## What to do
Drop every picture, then transcribe the remaining data exactly.

## Supplied data
----------------

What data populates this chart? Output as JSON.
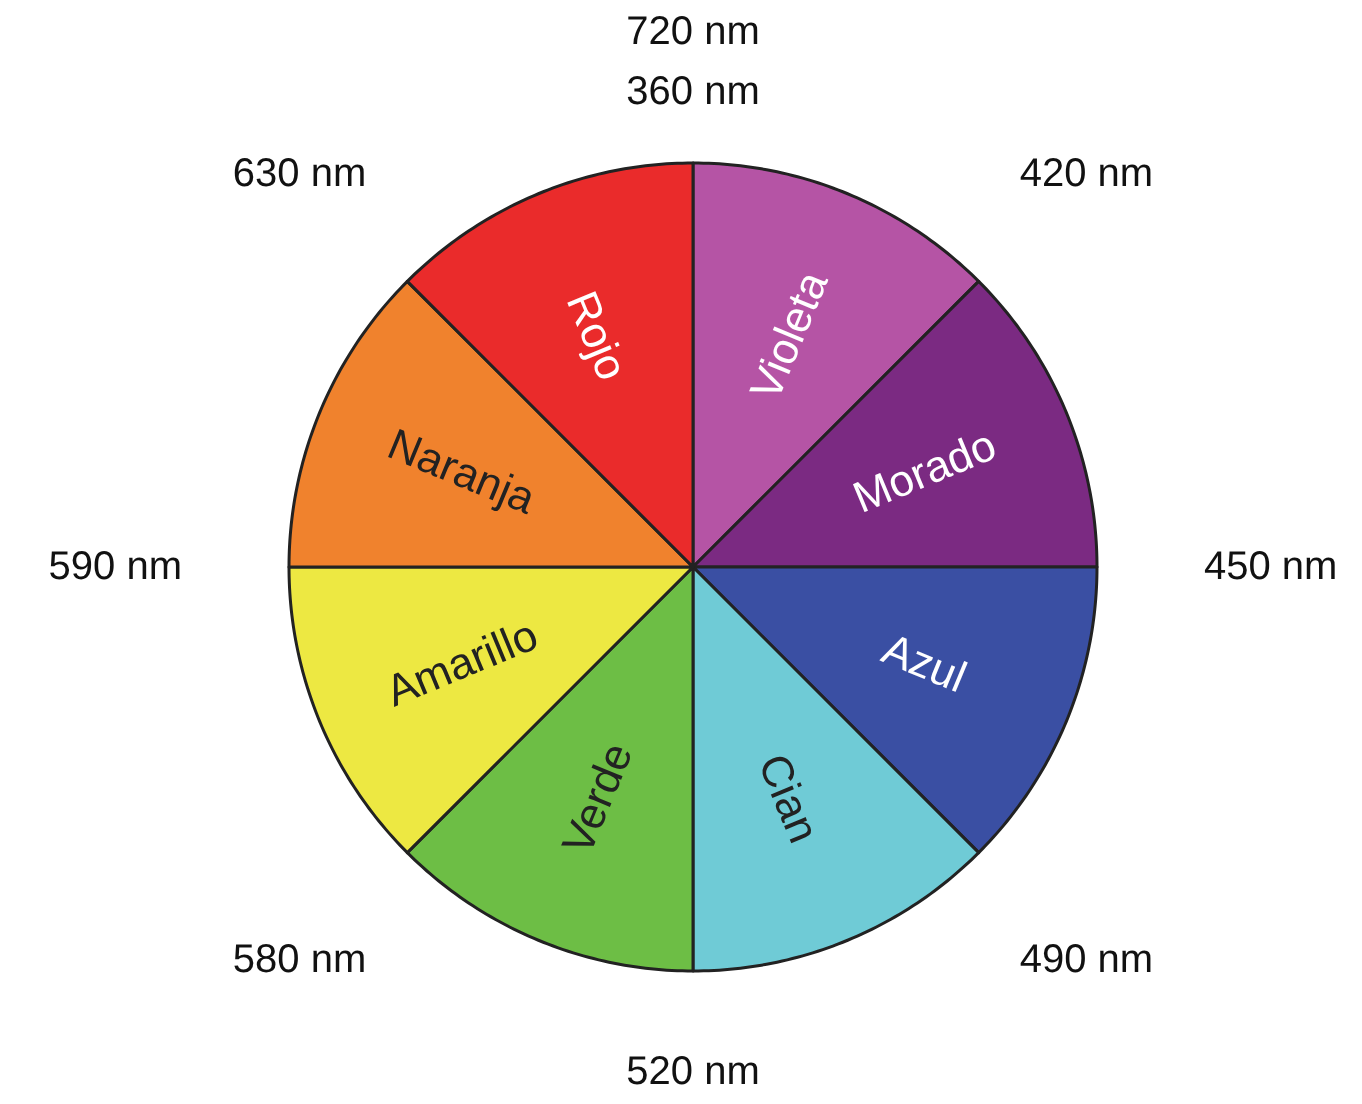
{
  "chart_data": {
    "type": "pie",
    "categories": [
      "Violeta",
      "Morado",
      "Azul",
      "Cian",
      "Verde",
      "Amarillo",
      "Naranja",
      "Rojo"
    ],
    "values": [
      12.5,
      12.5,
      12.5,
      12.5,
      12.5,
      12.5,
      12.5,
      12.5
    ],
    "colors": [
      "#b554a5",
      "#7b2a82",
      "#3a4fa3",
      "#6fcbd6",
      "#6dbe45",
      "#ede842",
      "#f0822d",
      "#ea2b2b"
    ],
    "annotations": [
      "720 nm\n360 nm",
      "420 nm",
      "450 nm",
      "490 nm",
      "520 nm",
      "580 nm",
      "590 nm",
      "630 nm"
    ]
  }
}
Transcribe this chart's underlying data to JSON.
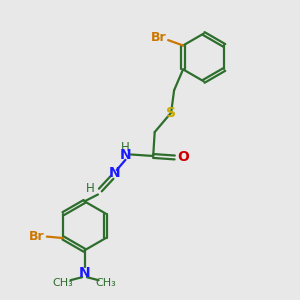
{
  "bg_color": "#e8e8e8",
  "bond_color": "#2d6e2d",
  "N_color": "#1a1aff",
  "O_color": "#cc0000",
  "S_color": "#ccaa00",
  "Br_color": "#cc7700",
  "line_width": 1.6,
  "figsize": [
    3.0,
    3.0
  ],
  "dpi": 100,
  "xlim": [
    0,
    10
  ],
  "ylim": [
    0,
    10
  ]
}
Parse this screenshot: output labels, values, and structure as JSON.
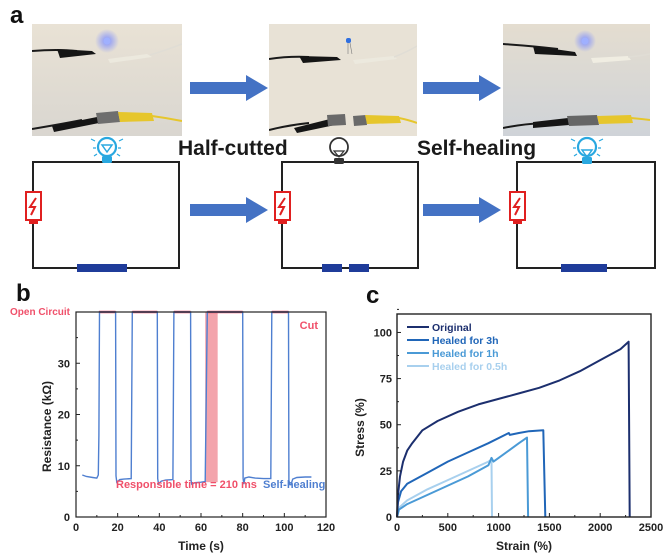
{
  "panel_a": {
    "label": "a",
    "captions": [
      "Half-cutted",
      "Self-healing"
    ],
    "states": [
      {
        "name": "original",
        "led_lit": true,
        "wire_cut": false
      },
      {
        "name": "half-cutted",
        "led_lit": false,
        "wire_cut": true
      },
      {
        "name": "self-healed",
        "led_lit": true,
        "wire_cut": false
      }
    ],
    "colors": {
      "arrow": "#4472c4",
      "bulb_on": "#29a8e0",
      "bulb_off": "#333333",
      "battery": "#e02020",
      "conductor": "#1f3c9a"
    }
  },
  "chart_data": [
    {
      "panel": "b",
      "type": "line",
      "title": "",
      "xlabel": "Time (s)",
      "ylabel": "Resistance (kΩ)",
      "xlim": [
        0,
        120
      ],
      "ylim": [
        0,
        40
      ],
      "xticks": [
        0,
        20,
        40,
        60,
        80,
        100,
        120
      ],
      "yticks": [
        0,
        10,
        20,
        30
      ],
      "grid": false,
      "annotations": {
        "open_circuit": "Open Circuit",
        "cut": "Cut",
        "responsible_time": "Responsible time = 210 ms",
        "self_healing": "Self-healing"
      },
      "open_circuit_intervals": [
        [
          11,
          19
        ],
        [
          27,
          39
        ],
        [
          47,
          55
        ],
        [
          63,
          80
        ],
        [
          94,
          102
        ]
      ],
      "highlight_interval": [
        62,
        68
      ],
      "series": [
        {
          "name": "Resistance",
          "color": "#4f7fd0",
          "points": [
            [
              3,
              8.2
            ],
            [
              5,
              7.9
            ],
            [
              8,
              7.7
            ],
            [
              10,
              7.6
            ],
            [
              10.7,
              8.2
            ],
            [
              11,
              16
            ],
            [
              11.3,
              40
            ],
            [
              19,
              40
            ],
            [
              19.2,
              8
            ],
            [
              19.6,
              6.8
            ],
            [
              21,
              7.3
            ],
            [
              23,
              7.4
            ],
            [
              26.5,
              7.5
            ],
            [
              27,
              40
            ],
            [
              39,
              40
            ],
            [
              39.2,
              7.5
            ],
            [
              39.6,
              6.5
            ],
            [
              41,
              7.0
            ],
            [
              43,
              7.2
            ],
            [
              46.5,
              7.3
            ],
            [
              47,
              40
            ],
            [
              55,
              40
            ],
            [
              55.2,
              7.2
            ],
            [
              55.6,
              6.4
            ],
            [
              57,
              6.7
            ],
            [
              60,
              6.8
            ],
            [
              62,
              6.9
            ],
            [
              63,
              40
            ],
            [
              80,
              40
            ],
            [
              80.2,
              7.5
            ],
            [
              80.6,
              6.4
            ],
            [
              81,
              7.6
            ],
            [
              83,
              7.8
            ],
            [
              86,
              7.6
            ],
            [
              90,
              7.5
            ],
            [
              93.5,
              7.5
            ],
            [
              94,
              40
            ],
            [
              102,
              40
            ],
            [
              102.2,
              7.2
            ],
            [
              102.6,
              6.3
            ],
            [
              103.2,
              6.3
            ],
            [
              104,
              7.4
            ],
            [
              106,
              7.7
            ],
            [
              110,
              7.8
            ],
            [
              113,
              7.8
            ]
          ]
        }
      ]
    },
    {
      "panel": "c",
      "type": "line",
      "title": "",
      "xlabel": "Strain (%)",
      "ylabel": "Stress (%)",
      "xlim": [
        0,
        2500
      ],
      "ylim": [
        0,
        110
      ],
      "xticks": [
        0,
        500,
        1000,
        1500,
        2000,
        2500
      ],
      "yticks": [
        0,
        25,
        50,
        75,
        100
      ],
      "grid": false,
      "legend_position": "top-left",
      "series": [
        {
          "name": "Original",
          "color": "#1c2f6e",
          "points": [
            [
              0,
              0
            ],
            [
              10,
              12
            ],
            [
              30,
              22
            ],
            [
              60,
              30
            ],
            [
              100,
              36
            ],
            [
              150,
              40
            ],
            [
              250,
              47
            ],
            [
              400,
              52
            ],
            [
              600,
              57
            ],
            [
              800,
              61
            ],
            [
              1000,
              64
            ],
            [
              1200,
              67
            ],
            [
              1400,
              70
            ],
            [
              1600,
              74
            ],
            [
              1800,
              79
            ],
            [
              2000,
              85
            ],
            [
              2200,
              91
            ],
            [
              2280,
              95
            ],
            [
              2290,
              0
            ]
          ]
        },
        {
          "name": "Healed for 3h",
          "color": "#2066b8",
          "points": [
            [
              0,
              0
            ],
            [
              10,
              8
            ],
            [
              40,
              14
            ],
            [
              100,
              18
            ],
            [
              300,
              24
            ],
            [
              500,
              30
            ],
            [
              700,
              35
            ],
            [
              900,
              40
            ],
            [
              1100,
              45.5
            ],
            [
              1110,
              44.5
            ],
            [
              1200,
              45.5
            ],
            [
              1300,
              46.5
            ],
            [
              1440,
              47
            ],
            [
              1460,
              0
            ]
          ]
        },
        {
          "name": "Healed for 1h",
          "color": "#4a9ad6",
          "points": [
            [
              0,
              0
            ],
            [
              20,
              4
            ],
            [
              100,
              7
            ],
            [
              300,
              12
            ],
            [
              500,
              17
            ],
            [
              700,
              22
            ],
            [
              900,
              28
            ],
            [
              930,
              32
            ],
            [
              950,
              30
            ],
            [
              1000,
              32
            ],
            [
              1100,
              36
            ],
            [
              1200,
              40
            ],
            [
              1280,
              43
            ],
            [
              1290,
              0
            ]
          ]
        },
        {
          "name": "Healed for 0.5h",
          "color": "#a8d0ee",
          "points": [
            [
              0,
              0
            ],
            [
              20,
              5
            ],
            [
              100,
              9
            ],
            [
              300,
              15
            ],
            [
              500,
              20
            ],
            [
              700,
              25
            ],
            [
              900,
              30
            ],
            [
              930,
              31
            ],
            [
              935,
              0
            ]
          ]
        }
      ]
    }
  ],
  "panel_labels": {
    "b": "b",
    "c": "c"
  }
}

----------------

## Task response
What data populates this chart? Output as JSON.
{
  "chart_data": {
    "type": "pie",
    "categories": [
      "Violeta",
      "Morado",
      "Azul",
      "Cian",
      "Verde",
      "Amarillo",
      "Naranja",
      "Rojo"
    ],
    "values": [
      12.5,
      12.5,
      12.5,
      12.5,
      12.5,
      12.5,
      12.5,
      12.5
    ],
    "colors": [
      "#b554a5",
      "#7b2a82",
      "#3a4fa3",
      "#6fcbd6",
      "#6dbe45",
      "#ede842",
      "#f0822d",
      "#ea2b2b"
    ],
    "annotations": [
      "720 nm\n360 nm",
      "420 nm",
      "450 nm",
      "490 nm",
      "520 nm",
      "580 nm",
      "590 nm",
      "630 nm"
    ]
  }
}
Transcribe this chart's underlying data to JSON.
{
  "bg_color": "#e8e8e8",
  "bond_color": "#2d6e2d",
  "N_color": "#1a1aff",
  "O_color": "#cc0000",
  "S_color": "#ccaa00",
  "Br_color": "#cc7700",
  "line_width": 1.6,
  "figsize": [
    3.0,
    3.0
  ],
  "dpi": 100,
  "xlim": [
    0,
    10
  ],
  "ylim": [
    0,
    10
  ]
}
Parse this screenshot: output labels, values, and structure as JSON.
{
  "panel_a": {
    "label": "a",
    "captions": [
      "Half-cutted",
      "Self-healing"
    ],
    "states": [
      {
        "name": "original",
        "led_lit": true,
        "wire_cut": false
      },
      {
        "name": "half-cutted",
        "led_lit": false,
        "wire_cut": true
      },
      {
        "name": "self-healed",
        "led_lit": true,
        "wire_cut": false
      }
    ],
    "colors": {
      "arrow": "#4472c4",
      "bulb_on": "#29a8e0",
      "bulb_off": "#333333",
      "battery": "#e02020",
      "conductor": "#1f3c9a"
    }
  },
  "chart_data": [
    {
      "panel": "b",
      "type": "line",
      "title": "",
      "xlabel": "Time (s)",
      "ylabel": "Resistance (kΩ)",
      "xlim": [
        0,
        120
      ],
      "ylim": [
        0,
        40
      ],
      "xticks": [
        0,
        20,
        40,
        60,
        80,
        100,
        120
      ],
      "yticks": [
        0,
        10,
        20,
        30
      ],
      "grid": false,
      "annotations": {
        "open_circuit": "Open Circuit",
        "cut": "Cut",
        "responsible_time": "Responsible time = 210 ms",
        "self_healing": "Self-healing"
      },
      "open_circuit_intervals": [
        [
          11,
          19
        ],
        [
          27,
          39
        ],
        [
          47,
          55
        ],
        [
          63,
          80
        ],
        [
          94,
          102
        ]
      ],
      "highlight_interval": [
        62,
        68
      ],
      "series": [
        {
          "name": "Resistance",
          "color": "#4f7fd0",
          "points": [
            [
              3,
              8.2
            ],
            [
              5,
              7.9
            ],
            [
              8,
              7.7
            ],
            [
              10,
              7.6
            ],
            [
              10.7,
              8.2
            ],
            [
              11,
              16
            ],
            [
              11.3,
              40
            ],
            [
              19,
              40
            ],
            [
              19.2,
              8
            ],
            [
              19.6,
              6.8
            ],
            [
              21,
              7.3
            ],
            [
              23,
              7.4
            ],
            [
              26.5,
              7.5
            ],
            [
              27,
              40
            ],
            [
              39,
              40
            ],
            [
              39.2,
              7.5
            ],
            [
              39.6,
              6.5
            ],
            [
              41,
              7.0
            ],
            [
              43,
              7.2
            ],
            [
              46.5,
              7.3
            ],
            [
              47,
              40
            ],
            [
              55,
              40
            ],
            [
              55.2,
              7.2
            ],
            [
              55.6,
              6.4
            ],
            [
              57,
              6.7
            ],
            [
              60,
              6.8
            ],
            [
              62,
              6.9
            ],
            [
              63,
              40
            ],
            [
              80,
              40
            ],
            [
              80.2,
              7.5
            ],
            [
              80.6,
              6.4
            ],
            [
              81,
              7.6
            ],
            [
              83,
              7.8
            ],
            [
              86,
              7.6
            ],
            [
              90,
              7.5
            ],
            [
              93.5,
              7.5
            ],
            [
              94,
              40
            ],
            [
              102,
              40
            ],
            [
              102.2,
              7.2
            ],
            [
              102.6,
              6.3
            ],
            [
              103.2,
              6.3
            ],
            [
              104,
              7.4
            ],
            [
              106,
              7.7
            ],
            [
              110,
              7.8
            ],
            [
              113,
              7.8
            ]
          ]
        }
      ]
    },
    {
      "panel": "c",
      "type": "line",
      "title": "",
      "xlabel": "Strain (%)",
      "ylabel": "Stress (%)",
      "xlim": [
        0,
        2500
      ],
      "ylim": [
        0,
        110
      ],
      "xticks": [
        0,
        500,
        1000,
        1500,
        2000,
        2500
      ],
      "yticks": [
        0,
        25,
        50,
        75,
        100
      ],
      "grid": false,
      "legend_position": "top-left",
      "series": [
        {
          "name": "Original",
          "color": "#1c2f6e",
          "points": [
            [
              0,
              0
            ],
            [
              10,
              12
            ],
            [
              30,
              22
            ],
            [
              60,
              30
            ],
            [
              100,
              36
            ],
            [
              150,
              40
            ],
            [
              250,
              47
            ],
            [
              400,
              52
            ],
            [
              600,
              57
            ],
            [
              800,
              61
            ],
            [
              1000,
              64
            ],
            [
              1200,
              67
            ],
            [
              1400,
              70
            ],
            [
              1600,
              74
            ],
            [
              1800,
              79
            ],
            [
              2000,
              85
            ],
            [
              2200,
              91
            ],
            [
              2280,
              95
            ],
            [
              2290,
              0
            ]
          ]
        },
        {
          "name": "Healed for 3h",
          "color": "#2066b8",
          "points": [
            [
              0,
              0
            ],
            [
              10,
              8
            ],
            [
              40,
              14
            ],
            [
              100,
              18
            ],
            [
              300,
              24
            ],
            [
              500,
              30
            ],
            [
              700,
              35
            ],
            [
              900,
              40
            ],
            [
              1100,
              45.5
            ],
            [
              1110,
              44.5
            ],
            [
              1200,
              45.5
            ],
            [
              1300,
              46.5
            ],
            [
              1440,
              47
            ],
            [
              1460,
              0
            ]
          ]
        },
        {
          "name": "Healed for 1h",
          "color": "#4a9ad6",
          "points": [
            [
              0,
              0
            ],
            [
              20,
              4
            ],
            [
              100,
              7
            ],
            [
              300,
              12
            ],
            [
              500,
              17
            ],
            [
              700,
              22
            ],
            [
              900,
              28
            ],
            [
              930,
              32
            ],
            [
              950,
              30
            ],
            [
              1000,
              32
            ],
            [
              1100,
              36
            ],
            [
              1200,
              40
            ],
            [
              1280,
              43
            ],
            [
              1290,
              0
            ]
          ]
        },
        {
          "name": "Healed for 0.5h",
          "color": "#a8d0ee",
          "points": [
            [
              0,
              0
            ],
            [
              20,
              5
            ],
            [
              100,
              9
            ],
            [
              300,
              15
            ],
            [
              500,
              20
            ],
            [
              700,
              25
            ],
            [
              900,
              30
            ],
            [
              930,
              31
            ],
            [
              935,
              0
            ]
          ]
        }
      ]
    }
  ],
  "panel_labels": {
    "b": "b",
    "c": "c"
  }
}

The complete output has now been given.